>> start Supplied records
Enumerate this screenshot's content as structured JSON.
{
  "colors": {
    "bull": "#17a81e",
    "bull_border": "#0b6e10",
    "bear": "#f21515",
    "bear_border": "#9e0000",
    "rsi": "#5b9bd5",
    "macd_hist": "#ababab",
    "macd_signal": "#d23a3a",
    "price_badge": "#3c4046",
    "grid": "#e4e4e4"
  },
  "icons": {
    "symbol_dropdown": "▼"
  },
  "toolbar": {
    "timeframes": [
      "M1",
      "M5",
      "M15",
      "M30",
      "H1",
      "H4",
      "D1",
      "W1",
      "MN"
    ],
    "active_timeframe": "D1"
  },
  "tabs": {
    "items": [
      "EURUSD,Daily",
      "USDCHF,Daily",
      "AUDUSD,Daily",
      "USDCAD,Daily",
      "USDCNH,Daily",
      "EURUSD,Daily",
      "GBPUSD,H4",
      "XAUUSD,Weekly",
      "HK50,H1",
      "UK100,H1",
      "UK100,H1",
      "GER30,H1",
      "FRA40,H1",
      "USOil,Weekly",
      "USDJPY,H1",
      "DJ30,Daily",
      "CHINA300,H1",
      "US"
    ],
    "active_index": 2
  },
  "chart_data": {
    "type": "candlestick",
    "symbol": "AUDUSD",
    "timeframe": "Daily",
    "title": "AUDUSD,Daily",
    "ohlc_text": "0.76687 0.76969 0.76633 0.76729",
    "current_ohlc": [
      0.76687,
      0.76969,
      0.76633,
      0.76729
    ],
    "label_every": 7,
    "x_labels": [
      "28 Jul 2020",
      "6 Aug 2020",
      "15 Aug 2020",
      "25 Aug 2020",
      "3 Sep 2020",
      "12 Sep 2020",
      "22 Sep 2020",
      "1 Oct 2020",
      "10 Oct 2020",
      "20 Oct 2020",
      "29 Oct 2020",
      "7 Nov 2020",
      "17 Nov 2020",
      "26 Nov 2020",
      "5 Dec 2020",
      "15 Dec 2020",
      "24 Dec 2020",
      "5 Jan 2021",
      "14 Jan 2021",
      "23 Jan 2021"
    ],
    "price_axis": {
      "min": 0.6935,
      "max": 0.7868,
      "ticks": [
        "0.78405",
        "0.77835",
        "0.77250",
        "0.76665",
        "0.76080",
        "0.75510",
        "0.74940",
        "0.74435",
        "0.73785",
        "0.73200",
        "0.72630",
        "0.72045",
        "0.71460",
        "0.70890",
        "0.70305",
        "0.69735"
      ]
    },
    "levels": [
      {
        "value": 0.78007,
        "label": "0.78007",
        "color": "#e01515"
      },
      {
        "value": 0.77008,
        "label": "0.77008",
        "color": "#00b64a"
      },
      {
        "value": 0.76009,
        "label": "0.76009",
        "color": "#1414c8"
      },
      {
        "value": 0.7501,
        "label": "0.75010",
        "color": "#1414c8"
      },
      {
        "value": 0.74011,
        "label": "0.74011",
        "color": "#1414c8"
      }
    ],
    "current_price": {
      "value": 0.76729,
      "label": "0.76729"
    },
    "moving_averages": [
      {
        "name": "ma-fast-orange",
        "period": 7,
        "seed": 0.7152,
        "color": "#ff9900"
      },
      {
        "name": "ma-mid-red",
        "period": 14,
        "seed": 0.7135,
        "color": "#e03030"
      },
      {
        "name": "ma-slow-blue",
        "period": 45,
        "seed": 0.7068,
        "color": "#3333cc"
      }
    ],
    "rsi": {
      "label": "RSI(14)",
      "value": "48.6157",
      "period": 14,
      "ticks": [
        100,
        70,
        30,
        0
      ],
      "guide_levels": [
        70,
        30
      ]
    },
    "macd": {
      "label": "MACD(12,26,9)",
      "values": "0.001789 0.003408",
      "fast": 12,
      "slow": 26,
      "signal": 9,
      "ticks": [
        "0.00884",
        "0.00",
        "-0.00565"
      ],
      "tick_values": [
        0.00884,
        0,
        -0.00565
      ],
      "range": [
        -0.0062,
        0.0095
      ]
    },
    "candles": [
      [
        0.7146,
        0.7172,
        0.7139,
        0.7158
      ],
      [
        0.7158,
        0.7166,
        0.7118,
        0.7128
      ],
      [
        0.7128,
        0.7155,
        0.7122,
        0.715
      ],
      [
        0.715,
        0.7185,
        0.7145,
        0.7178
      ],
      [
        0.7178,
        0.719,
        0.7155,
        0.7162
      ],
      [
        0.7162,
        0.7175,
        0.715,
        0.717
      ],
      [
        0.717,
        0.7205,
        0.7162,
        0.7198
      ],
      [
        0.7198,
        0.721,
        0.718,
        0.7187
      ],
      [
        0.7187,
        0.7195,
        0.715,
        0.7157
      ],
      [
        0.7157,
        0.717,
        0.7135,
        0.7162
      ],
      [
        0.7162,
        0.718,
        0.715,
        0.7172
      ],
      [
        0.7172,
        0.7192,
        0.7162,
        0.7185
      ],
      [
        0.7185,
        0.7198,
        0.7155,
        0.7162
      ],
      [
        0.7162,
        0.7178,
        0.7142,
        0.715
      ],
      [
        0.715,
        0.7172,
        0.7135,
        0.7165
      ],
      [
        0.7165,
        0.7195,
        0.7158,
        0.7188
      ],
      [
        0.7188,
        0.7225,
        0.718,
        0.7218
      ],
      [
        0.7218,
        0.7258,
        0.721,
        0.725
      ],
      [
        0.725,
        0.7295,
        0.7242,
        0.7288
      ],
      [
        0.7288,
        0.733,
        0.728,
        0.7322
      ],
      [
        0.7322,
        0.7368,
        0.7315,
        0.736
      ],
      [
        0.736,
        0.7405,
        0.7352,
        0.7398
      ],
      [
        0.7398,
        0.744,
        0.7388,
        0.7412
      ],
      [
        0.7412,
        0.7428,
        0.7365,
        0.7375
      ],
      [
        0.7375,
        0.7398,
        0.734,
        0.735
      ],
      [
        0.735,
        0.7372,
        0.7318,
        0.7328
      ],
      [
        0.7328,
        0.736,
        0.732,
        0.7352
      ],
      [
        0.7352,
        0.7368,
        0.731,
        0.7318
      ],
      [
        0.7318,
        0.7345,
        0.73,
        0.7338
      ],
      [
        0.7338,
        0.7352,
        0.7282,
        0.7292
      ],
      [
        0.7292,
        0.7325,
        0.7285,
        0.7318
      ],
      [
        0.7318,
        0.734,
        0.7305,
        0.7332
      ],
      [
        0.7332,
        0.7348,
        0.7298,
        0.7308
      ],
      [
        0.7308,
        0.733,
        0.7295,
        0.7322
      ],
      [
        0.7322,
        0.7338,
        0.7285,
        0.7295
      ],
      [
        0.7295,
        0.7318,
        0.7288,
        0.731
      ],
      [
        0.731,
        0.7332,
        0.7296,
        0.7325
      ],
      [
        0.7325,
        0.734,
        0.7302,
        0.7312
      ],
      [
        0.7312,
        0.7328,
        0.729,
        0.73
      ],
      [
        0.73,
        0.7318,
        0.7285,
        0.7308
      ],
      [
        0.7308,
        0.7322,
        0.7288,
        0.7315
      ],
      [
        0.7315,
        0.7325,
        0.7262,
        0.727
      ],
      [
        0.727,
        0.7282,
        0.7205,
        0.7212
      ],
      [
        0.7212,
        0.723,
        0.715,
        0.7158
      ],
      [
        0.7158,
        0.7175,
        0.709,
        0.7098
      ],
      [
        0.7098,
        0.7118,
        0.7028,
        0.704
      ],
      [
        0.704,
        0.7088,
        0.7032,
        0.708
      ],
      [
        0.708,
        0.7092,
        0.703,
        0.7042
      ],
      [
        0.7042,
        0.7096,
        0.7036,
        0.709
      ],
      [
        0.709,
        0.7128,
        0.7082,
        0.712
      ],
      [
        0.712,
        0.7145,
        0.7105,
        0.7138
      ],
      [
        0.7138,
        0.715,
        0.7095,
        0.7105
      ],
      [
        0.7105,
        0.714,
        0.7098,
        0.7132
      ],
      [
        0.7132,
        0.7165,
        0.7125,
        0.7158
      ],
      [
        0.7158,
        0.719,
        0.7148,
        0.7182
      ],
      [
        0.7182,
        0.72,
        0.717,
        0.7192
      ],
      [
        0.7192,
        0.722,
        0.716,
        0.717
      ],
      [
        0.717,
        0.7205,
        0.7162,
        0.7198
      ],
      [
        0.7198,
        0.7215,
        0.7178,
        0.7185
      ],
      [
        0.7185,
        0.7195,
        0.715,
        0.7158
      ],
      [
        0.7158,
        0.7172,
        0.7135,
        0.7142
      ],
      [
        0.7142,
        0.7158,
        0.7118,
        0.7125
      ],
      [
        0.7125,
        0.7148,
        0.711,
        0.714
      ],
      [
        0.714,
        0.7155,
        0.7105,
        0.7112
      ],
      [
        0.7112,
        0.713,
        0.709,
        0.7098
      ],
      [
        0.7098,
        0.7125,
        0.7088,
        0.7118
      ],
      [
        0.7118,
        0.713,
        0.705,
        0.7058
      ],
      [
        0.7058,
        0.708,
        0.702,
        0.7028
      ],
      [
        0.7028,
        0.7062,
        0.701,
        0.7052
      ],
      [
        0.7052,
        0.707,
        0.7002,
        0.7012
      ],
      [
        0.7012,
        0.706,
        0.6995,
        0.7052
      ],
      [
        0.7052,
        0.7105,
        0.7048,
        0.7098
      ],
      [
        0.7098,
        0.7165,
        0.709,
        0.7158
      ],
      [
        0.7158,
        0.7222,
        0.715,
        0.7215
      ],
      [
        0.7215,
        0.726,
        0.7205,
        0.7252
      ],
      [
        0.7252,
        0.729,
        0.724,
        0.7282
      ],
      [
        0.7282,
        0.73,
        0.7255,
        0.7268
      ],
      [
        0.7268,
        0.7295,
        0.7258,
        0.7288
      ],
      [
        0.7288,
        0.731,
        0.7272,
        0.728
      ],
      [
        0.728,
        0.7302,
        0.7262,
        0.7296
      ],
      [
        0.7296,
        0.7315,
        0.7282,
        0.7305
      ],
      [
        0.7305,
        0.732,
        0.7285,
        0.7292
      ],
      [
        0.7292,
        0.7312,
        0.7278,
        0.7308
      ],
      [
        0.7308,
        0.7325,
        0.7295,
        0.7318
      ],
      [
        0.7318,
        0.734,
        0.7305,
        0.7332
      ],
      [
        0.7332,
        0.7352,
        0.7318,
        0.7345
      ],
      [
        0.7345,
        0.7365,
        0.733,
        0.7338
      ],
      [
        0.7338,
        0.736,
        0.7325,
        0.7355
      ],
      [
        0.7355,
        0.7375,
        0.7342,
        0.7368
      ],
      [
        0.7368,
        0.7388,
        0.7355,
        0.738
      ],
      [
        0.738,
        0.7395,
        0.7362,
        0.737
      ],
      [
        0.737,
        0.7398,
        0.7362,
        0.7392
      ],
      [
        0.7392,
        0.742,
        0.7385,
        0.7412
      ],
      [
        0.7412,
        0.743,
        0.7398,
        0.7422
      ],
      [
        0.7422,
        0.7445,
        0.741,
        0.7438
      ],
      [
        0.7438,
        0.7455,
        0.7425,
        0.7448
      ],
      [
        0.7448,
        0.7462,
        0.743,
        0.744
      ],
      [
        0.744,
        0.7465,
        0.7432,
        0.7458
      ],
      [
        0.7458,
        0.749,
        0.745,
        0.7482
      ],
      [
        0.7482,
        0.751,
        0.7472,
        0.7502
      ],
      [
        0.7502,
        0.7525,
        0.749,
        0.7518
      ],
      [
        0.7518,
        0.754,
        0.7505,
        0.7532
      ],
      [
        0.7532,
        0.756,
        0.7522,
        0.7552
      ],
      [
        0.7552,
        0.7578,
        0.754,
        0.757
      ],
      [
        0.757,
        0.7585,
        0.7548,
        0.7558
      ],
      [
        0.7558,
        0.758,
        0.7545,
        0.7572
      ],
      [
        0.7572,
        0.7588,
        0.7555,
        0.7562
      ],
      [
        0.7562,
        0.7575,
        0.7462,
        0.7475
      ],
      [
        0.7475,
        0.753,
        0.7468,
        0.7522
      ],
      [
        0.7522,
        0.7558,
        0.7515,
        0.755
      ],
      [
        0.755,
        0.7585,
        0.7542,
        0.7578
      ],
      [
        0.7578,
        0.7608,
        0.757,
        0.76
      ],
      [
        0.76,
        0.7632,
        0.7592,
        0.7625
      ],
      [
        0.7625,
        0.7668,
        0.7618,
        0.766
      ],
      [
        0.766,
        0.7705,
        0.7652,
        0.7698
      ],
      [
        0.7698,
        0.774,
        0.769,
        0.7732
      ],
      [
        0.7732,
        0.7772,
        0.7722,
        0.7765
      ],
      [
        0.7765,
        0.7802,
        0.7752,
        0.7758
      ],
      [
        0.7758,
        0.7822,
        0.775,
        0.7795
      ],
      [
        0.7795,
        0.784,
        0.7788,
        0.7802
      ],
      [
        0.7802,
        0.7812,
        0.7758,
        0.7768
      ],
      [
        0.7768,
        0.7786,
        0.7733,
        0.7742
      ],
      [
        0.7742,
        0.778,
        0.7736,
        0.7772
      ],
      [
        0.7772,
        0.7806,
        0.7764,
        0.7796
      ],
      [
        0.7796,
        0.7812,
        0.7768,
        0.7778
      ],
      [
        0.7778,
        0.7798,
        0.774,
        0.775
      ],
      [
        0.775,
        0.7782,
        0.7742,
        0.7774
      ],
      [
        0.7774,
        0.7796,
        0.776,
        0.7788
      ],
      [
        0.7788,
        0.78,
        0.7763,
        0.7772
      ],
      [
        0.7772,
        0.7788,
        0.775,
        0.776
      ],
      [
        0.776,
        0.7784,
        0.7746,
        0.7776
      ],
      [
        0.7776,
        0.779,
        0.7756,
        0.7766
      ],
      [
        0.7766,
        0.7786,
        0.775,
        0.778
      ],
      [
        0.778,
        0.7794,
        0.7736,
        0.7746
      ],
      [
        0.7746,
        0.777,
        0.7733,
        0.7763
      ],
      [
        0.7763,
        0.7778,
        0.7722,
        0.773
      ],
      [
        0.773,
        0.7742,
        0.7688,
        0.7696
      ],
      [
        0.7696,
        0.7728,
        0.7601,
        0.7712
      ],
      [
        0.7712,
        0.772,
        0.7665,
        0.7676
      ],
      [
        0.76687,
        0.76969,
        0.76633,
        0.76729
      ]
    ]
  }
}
>> end Supplied records
> [Requirements] Copy out the lines that hold "name".

> [Task result]
        "name": "ma-fast-orange",
        "name": "ma-mid-red",
        "name": "ma-slow-blue",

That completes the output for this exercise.